**Exercise**: Check each line of the records below and collect those that include the word "Maße".

**Input material**:
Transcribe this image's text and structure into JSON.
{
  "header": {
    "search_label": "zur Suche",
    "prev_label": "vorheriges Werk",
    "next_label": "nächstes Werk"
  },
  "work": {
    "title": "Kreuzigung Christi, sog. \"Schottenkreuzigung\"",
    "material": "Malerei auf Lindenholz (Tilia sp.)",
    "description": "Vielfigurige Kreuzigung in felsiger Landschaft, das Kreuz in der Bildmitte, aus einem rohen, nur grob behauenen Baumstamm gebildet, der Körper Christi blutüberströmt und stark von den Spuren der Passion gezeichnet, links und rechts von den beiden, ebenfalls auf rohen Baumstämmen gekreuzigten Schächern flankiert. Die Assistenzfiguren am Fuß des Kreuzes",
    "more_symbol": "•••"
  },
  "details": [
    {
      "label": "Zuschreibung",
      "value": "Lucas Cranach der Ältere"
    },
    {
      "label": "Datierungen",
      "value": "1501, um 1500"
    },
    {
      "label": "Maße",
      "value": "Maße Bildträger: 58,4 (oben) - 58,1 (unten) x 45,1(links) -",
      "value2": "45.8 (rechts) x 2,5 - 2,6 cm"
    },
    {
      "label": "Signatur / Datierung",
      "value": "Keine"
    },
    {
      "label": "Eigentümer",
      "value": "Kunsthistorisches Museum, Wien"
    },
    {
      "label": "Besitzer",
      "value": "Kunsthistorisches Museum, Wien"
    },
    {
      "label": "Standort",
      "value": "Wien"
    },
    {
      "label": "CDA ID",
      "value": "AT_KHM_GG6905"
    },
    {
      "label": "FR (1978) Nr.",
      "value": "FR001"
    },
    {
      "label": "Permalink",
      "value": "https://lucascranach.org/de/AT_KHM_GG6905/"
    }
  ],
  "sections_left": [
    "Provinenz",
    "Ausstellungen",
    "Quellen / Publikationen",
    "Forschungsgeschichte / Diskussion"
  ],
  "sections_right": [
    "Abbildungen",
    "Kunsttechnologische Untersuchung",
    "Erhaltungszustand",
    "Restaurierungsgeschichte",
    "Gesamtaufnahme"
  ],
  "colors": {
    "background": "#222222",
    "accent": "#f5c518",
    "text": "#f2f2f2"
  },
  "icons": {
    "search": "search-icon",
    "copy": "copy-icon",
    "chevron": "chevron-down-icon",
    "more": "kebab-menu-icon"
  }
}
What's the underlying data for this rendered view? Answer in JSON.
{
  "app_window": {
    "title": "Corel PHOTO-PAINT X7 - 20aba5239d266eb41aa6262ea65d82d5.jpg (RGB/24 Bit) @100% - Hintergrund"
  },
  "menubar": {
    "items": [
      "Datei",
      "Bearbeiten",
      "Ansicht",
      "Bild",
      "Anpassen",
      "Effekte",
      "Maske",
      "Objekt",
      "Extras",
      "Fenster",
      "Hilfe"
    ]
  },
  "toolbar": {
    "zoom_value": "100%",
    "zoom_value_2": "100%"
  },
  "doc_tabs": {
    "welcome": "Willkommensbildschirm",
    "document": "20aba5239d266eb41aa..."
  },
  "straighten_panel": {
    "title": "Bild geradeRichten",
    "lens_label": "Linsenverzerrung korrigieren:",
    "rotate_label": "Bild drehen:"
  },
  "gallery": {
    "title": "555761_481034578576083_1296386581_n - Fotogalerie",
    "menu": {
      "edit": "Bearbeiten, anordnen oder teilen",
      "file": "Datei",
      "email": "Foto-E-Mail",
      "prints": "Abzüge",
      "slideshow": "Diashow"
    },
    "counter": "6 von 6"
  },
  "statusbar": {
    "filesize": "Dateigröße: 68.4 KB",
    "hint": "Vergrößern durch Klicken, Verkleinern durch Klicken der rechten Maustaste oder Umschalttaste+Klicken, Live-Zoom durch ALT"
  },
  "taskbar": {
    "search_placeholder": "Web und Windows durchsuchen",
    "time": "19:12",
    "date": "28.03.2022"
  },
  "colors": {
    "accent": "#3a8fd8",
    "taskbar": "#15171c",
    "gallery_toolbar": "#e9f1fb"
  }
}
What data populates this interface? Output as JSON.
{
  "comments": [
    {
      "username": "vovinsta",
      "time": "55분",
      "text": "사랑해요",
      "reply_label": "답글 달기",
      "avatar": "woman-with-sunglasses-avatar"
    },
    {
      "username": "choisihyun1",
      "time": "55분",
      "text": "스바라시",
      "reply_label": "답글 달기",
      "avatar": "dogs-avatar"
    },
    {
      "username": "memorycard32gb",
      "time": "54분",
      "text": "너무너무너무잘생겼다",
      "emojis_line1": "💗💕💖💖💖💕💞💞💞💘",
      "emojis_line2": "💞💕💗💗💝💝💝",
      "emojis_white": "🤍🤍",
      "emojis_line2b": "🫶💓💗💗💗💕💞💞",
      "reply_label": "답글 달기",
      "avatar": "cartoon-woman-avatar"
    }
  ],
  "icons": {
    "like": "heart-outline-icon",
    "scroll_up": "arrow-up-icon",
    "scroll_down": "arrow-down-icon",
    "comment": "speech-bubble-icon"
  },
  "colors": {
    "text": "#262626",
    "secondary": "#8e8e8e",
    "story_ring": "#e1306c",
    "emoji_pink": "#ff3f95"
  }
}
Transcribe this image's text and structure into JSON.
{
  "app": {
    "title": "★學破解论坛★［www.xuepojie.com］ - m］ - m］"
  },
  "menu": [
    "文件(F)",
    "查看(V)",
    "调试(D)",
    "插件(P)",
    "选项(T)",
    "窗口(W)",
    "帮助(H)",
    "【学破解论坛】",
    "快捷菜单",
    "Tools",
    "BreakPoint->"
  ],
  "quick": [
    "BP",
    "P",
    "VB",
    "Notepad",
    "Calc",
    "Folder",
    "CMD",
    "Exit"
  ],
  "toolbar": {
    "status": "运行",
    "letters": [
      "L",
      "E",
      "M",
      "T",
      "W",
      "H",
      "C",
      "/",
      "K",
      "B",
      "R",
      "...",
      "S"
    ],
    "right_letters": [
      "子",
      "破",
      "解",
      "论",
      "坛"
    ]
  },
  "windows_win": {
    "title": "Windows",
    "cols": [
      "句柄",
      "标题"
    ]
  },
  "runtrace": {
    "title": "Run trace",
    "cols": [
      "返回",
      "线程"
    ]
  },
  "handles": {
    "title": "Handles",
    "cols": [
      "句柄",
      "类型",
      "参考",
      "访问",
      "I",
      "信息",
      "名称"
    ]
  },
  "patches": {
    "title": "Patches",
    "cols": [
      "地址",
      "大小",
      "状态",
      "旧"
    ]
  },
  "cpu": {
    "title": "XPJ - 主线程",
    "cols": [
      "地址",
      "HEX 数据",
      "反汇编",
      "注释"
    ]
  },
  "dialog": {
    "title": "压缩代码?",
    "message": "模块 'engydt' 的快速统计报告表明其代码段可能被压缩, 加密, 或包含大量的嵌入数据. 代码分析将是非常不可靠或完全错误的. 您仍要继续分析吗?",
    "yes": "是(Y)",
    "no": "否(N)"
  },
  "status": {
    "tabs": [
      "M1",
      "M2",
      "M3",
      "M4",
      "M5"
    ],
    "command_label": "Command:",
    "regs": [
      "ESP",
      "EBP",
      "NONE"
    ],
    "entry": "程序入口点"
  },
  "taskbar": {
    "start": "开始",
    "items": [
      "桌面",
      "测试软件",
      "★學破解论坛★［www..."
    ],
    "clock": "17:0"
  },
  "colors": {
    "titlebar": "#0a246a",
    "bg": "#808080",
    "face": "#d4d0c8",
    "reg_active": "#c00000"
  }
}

**Correct output**:
      "label": "Maße",
      "value": "Maße Bildträger: 58,4 (oben) - 58,1 (unten) x 45,1(links) -",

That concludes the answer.